>> Start GIVEN RECORDS

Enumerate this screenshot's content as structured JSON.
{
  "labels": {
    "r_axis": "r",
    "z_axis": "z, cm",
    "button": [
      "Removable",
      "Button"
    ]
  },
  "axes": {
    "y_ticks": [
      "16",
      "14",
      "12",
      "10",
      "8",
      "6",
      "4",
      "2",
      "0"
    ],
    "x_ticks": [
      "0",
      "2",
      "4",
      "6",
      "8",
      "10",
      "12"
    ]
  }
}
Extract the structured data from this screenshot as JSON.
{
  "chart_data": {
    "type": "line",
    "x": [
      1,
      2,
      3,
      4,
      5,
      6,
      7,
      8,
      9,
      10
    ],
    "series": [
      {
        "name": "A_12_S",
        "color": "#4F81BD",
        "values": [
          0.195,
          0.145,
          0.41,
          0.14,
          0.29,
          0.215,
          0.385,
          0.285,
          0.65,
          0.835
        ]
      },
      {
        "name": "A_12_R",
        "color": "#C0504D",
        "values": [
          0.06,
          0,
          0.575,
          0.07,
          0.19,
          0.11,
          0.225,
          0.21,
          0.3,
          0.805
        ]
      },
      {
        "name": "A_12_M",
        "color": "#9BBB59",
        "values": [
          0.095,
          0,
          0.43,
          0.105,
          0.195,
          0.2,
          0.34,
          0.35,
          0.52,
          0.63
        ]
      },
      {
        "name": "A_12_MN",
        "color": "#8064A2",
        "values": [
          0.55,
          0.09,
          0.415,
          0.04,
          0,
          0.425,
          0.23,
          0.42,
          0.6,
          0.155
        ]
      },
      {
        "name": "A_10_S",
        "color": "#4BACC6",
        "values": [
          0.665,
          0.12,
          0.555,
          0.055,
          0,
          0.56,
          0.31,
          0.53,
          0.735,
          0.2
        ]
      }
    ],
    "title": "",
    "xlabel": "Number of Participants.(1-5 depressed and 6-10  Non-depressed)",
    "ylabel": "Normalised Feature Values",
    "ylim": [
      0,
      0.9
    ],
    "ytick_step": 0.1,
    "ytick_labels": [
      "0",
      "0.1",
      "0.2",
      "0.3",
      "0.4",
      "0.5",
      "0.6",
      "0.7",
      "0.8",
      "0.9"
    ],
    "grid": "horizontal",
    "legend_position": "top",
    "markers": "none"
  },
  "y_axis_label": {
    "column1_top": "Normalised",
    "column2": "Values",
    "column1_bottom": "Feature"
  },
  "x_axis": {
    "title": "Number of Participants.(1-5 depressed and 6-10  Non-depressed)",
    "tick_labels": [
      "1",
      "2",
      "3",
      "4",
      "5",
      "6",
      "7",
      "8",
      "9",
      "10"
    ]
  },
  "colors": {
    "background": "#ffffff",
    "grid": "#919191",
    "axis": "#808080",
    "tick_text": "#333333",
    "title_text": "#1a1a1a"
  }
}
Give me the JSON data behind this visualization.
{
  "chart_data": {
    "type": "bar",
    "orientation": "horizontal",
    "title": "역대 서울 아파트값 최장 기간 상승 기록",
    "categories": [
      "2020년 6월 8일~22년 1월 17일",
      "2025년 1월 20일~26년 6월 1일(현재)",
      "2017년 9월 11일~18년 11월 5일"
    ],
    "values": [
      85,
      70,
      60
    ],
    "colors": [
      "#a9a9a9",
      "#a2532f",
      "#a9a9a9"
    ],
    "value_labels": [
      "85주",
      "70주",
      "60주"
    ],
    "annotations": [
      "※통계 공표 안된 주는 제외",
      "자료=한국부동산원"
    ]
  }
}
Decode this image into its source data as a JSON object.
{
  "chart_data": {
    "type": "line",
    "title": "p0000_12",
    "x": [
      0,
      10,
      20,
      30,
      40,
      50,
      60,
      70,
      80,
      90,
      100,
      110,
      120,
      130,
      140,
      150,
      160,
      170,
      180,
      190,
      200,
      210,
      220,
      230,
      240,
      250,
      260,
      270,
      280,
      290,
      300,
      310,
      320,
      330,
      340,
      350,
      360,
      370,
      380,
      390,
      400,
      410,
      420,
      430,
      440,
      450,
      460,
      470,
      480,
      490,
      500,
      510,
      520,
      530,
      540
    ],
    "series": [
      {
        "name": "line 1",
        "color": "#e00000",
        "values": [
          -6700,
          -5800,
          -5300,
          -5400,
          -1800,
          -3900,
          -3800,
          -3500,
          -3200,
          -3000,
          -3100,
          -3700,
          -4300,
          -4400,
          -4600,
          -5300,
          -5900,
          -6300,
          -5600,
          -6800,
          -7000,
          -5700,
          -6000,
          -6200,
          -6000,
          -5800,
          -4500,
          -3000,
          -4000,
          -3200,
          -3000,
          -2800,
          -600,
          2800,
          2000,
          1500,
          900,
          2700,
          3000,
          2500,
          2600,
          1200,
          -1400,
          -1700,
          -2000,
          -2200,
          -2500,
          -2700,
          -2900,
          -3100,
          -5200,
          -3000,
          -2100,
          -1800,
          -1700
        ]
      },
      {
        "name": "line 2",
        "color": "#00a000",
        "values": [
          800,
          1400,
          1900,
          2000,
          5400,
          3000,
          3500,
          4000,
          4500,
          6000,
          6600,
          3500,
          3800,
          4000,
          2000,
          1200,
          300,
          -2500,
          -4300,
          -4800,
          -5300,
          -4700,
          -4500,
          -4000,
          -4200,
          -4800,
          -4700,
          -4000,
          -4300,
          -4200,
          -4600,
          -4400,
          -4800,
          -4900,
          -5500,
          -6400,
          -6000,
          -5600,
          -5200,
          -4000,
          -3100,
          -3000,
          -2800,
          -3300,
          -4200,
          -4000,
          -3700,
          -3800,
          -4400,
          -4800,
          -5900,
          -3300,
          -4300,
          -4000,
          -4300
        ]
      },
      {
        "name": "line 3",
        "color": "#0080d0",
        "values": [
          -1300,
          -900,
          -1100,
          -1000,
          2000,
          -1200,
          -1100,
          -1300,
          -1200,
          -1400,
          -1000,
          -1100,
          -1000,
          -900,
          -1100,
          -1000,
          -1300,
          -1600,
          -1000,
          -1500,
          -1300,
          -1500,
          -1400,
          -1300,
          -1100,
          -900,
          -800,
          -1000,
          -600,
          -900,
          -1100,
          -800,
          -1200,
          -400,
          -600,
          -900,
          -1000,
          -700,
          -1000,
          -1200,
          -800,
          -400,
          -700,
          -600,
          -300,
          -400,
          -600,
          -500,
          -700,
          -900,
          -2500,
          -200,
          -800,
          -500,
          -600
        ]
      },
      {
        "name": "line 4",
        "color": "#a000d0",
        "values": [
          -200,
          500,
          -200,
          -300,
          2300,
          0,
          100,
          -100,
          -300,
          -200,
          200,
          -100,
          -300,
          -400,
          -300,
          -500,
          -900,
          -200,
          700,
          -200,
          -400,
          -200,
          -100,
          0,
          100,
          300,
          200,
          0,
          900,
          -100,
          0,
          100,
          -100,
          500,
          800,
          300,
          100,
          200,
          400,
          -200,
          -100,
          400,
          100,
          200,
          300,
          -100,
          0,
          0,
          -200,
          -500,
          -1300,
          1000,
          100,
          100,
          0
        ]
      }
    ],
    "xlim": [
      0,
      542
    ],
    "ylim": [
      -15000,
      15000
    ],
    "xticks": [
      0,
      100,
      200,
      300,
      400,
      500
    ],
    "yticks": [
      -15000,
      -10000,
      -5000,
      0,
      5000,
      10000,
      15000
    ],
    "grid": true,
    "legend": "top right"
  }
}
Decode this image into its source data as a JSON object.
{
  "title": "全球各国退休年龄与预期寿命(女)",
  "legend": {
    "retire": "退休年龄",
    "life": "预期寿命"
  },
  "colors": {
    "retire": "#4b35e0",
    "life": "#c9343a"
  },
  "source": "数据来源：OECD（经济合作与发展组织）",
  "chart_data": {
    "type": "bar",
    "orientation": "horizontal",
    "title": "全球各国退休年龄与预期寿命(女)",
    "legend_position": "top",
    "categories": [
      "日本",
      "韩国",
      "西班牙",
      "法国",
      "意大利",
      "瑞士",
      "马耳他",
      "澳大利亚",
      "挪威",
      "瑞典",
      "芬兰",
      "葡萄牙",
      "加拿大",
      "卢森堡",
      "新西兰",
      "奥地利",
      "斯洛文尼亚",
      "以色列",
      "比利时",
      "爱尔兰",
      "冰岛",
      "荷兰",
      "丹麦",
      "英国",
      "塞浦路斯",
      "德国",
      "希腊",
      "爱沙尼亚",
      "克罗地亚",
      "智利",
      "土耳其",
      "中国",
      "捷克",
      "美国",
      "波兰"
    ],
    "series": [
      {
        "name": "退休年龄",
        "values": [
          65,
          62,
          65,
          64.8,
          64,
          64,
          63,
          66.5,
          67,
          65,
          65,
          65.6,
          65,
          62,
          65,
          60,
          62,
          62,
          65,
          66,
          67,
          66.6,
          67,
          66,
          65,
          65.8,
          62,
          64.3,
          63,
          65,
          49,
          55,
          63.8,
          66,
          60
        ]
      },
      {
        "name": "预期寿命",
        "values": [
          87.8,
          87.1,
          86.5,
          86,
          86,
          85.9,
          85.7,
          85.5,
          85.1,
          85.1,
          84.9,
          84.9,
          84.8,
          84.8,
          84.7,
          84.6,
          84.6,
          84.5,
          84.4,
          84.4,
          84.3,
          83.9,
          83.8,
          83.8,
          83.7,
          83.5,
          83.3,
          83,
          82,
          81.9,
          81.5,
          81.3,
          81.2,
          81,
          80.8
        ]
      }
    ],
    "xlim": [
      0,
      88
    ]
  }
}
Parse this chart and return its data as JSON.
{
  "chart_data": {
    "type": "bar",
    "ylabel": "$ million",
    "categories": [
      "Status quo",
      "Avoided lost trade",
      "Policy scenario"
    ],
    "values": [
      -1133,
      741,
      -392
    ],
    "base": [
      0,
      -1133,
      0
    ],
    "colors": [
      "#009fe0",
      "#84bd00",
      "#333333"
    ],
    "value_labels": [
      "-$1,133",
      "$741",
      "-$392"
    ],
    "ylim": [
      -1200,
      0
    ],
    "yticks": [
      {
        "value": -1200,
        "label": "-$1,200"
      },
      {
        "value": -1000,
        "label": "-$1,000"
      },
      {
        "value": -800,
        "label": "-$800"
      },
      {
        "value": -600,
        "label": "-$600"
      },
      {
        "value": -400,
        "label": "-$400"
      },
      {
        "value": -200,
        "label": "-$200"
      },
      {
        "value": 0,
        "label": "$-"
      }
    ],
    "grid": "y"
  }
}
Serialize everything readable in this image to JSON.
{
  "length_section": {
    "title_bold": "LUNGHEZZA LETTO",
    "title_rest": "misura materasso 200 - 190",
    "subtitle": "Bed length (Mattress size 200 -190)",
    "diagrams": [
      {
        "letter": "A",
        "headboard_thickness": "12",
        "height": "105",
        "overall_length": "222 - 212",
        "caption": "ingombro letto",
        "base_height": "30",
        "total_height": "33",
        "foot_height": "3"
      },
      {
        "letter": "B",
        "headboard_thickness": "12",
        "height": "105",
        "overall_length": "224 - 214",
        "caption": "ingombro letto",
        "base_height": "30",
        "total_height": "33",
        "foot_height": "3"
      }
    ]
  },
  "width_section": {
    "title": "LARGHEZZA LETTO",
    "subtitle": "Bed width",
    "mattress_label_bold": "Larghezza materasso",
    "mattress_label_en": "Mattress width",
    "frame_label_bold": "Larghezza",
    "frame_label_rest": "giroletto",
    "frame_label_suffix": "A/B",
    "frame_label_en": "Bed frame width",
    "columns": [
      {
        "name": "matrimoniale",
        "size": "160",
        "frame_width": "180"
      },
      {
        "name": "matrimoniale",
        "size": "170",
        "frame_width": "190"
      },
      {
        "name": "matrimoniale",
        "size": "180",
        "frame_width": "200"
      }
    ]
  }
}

>> End GIVEN RECORDS

## OBJECTIVE
Transcribe, word for word, every line from the one containing "Serialize everything readable" through the final line of the entries, and nothing else.

## RESPONSE TO THIS TASK
Serialize everything readable in this image to JSON.
{
  "length_section": {
    "title_bold": "LUNGHEZZA LETTO",
    "title_rest": "misura materasso 200 - 190",
    "subtitle": "Bed length (Mattress size 200 -190)",
    "diagrams": [
      {
        "letter": "A",
        "headboard_thickness": "12",
        "height": "105",
        "overall_length": "222 - 212",
        "caption": "ingombro letto",
        "base_height": "30",
        "total_height": "33",
        "foot_height": "3"
      },
      {
        "letter": "B",
        "headboard_thickness": "12",
        "height": "105",
        "overall_length": "224 - 214",
        "caption": "ingombro letto",
        "base_height": "30",
        "total_height": "33",
        "foot_height": "3"
      }
    ]
  },
  "width_section": {
    "title": "LARGHEZZA LETTO",
    "subtitle": "Bed width",
    "mattress_label_bold": "Larghezza materasso",
    "mattress_label_en": "Mattress width",
    "frame_label_bold": "Larghezza",
    "frame_label_rest": "giroletto",
    "frame_label_suffix": "A/B",
    "frame_label_en": "Bed frame width",
    "columns": [
      {
        "name": "matrimoniale",
        "size": "160",
        "frame_width": "180"
      },
      {
        "name": "matrimoniale",
        "size": "170",
        "frame_width": "190"
      },
      {
        "name": "matrimoniale",
        "size": "180",
        "frame_width": "200"
      }
    ]
  }
}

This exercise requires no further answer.